-- Te doen --
1. Kun je het uittreksel in twee zinnen samenvatten?
2. Welke kopjes in het uittreksel worden voorafgegaan door een streepje? Noem ze allemaal.
3. Kun je het deel van het uittreksel van "Verbintenissenrecht / Overeenkomst" tot "producten (81 RO)." opnieuw weergeven, met "leverancier" vervangen door "verkoper"?

HR, 02-02-2007, nr. C05/181HR
ECLI:NL:HR:2007:AZ7608
- Instantie
Hoge Raad (Civiele kamer)
- Datum
02-02-2007
- Zaaknummer
C05/181HR
- LJN
AZ7608
- Vakgebied(en)
Verbintenissenrecht / Overeenkomst
- Brondocumenten en formele relaties
ECLI:NL:PHR:2007:AZ7608, Conclusie, Hoge Raad (Advocaat-Generaal), 02‑02‑2007
Arrest Hoge Raad: ECLI:NL:HR:2007:AZ7608
ECLI:NL:HR:2007:AZ7608, Uitspraak, Hoge Raad (Civiele kamer), 02‑02‑2007; (Cassatie)
Conclusie: ECLI:NL:PHR:2007:AZ7608
- Wetingang
art. 81 Wet op de rechterlijke organisatie
art. 81 Wet op de rechterlijke organisatie
- Vindplaatsen
Conclusie 02‑02‑2007
Inhoudsindicatie
Koop. Geschil tussen een leverancier van computerproducten en de holding van een gefailleerd automatiseringsbedrijf over onbetaald gelaten facturen voor hen geleverde producten (81 RO).

-- Fragmenten uit rijen --
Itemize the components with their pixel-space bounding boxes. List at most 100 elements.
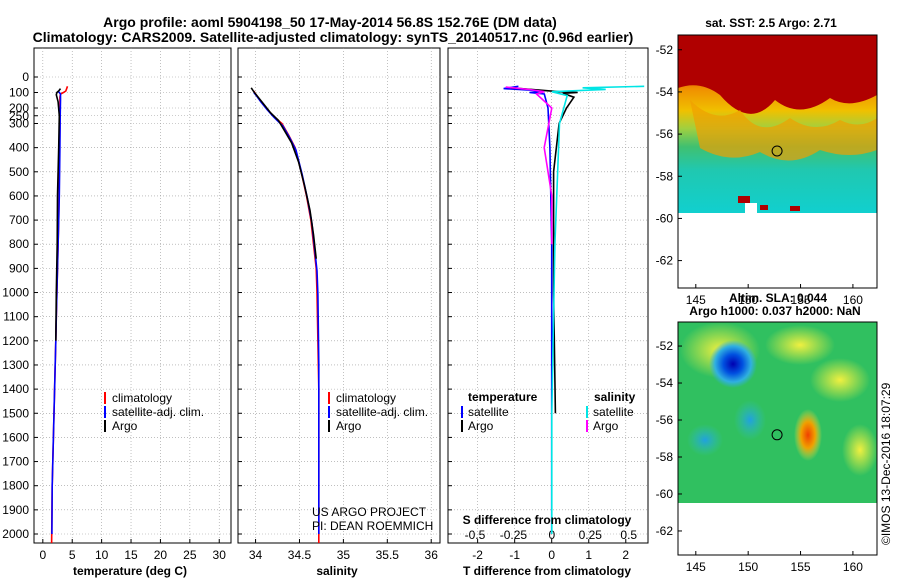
* * *
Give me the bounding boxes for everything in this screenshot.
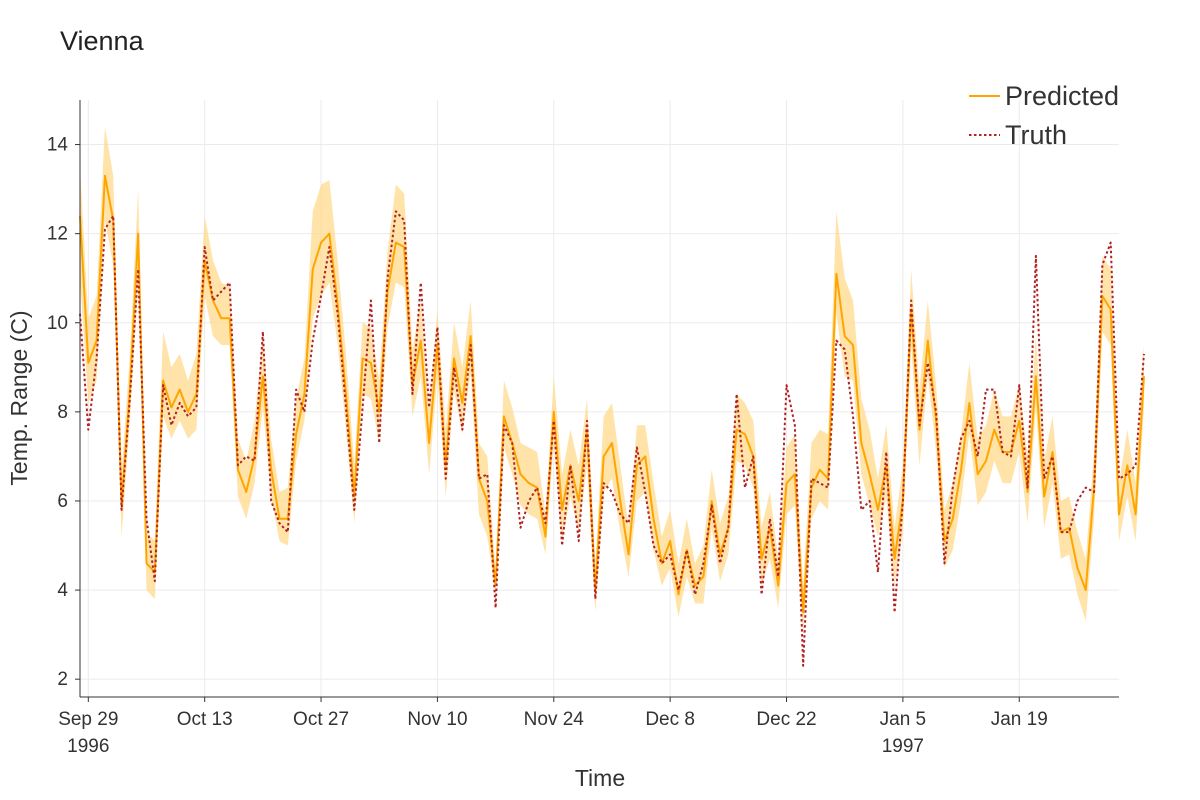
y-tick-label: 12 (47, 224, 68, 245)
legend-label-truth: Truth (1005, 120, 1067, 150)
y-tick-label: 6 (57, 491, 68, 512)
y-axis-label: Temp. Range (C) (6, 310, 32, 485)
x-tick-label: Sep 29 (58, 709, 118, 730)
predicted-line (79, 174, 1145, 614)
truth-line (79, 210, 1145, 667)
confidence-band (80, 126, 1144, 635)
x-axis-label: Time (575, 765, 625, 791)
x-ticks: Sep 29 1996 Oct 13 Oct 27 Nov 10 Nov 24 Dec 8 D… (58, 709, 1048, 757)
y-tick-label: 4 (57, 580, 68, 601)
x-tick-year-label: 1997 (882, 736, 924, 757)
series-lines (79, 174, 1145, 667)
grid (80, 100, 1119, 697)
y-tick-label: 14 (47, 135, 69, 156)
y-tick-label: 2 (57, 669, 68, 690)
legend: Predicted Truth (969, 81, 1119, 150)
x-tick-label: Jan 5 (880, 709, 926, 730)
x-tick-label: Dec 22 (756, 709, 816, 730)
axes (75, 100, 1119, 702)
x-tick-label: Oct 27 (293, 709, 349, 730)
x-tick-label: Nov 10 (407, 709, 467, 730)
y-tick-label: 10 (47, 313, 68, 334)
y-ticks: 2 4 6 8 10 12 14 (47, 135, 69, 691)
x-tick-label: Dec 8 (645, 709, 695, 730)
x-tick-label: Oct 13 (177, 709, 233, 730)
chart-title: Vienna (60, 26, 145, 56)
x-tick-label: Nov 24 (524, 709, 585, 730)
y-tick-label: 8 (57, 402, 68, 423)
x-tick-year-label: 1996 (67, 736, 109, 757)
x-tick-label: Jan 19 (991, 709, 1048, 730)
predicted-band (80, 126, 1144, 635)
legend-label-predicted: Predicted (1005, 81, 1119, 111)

-- Antwoorden per opdracht --
1. Het gaat om een uitspraak in cassatie van de civiele kamer van de Hoge Raad van 2 februari 2007 in zaak C05/181HR, op het vakgebied verbintenissenrecht en overeenkomst. De zaak betreft koop: een geschil tussen een leverancier van computerproducten en de holding van een gefailleerd automatiseringsbedrijf over onbetaald gelaten facturen voor geleverde producten, afgedaan met toepassing van artikel 81 RO.

2.
- Instantie
- Datum
- Zaaknummer
- LJN
- Vakgebied(en)
- Brondocumenten en formele relaties
- Wetingang
- Vindplaatsen

3.
Verbintenissenrecht / Overeenkomst
- Brondocumenten en formele relaties
ECLI:NL:PHR:2007:AZ7608, Conclusie, Hoge Raad (Advocaat-Generaal), 02‑02‑2007
Arrest Hoge Raad: ECLI:NL:HR:2007:AZ7608
ECLI:NL:HR:2007:AZ7608, Uitspraak, Hoge Raad (Civiele kamer), 02‑02‑2007; (Cassatie)
Conclusie: ECLI:NL:PHR:2007:AZ7608
- Wetingang
art. 81 Wet op de rechterlijke organisatie
art. 81 Wet op de rechterlijke organisatie
- Vindplaatsen
Conclusie 02‑02‑2007
Inhoudsindicatie
Koop. Geschil tussen een verkoper van computerproducten en de holding van een gefailleerd automatiseringsbedrijf over onbetaald gelaten facturen voor hen geleverde producten (81 RO).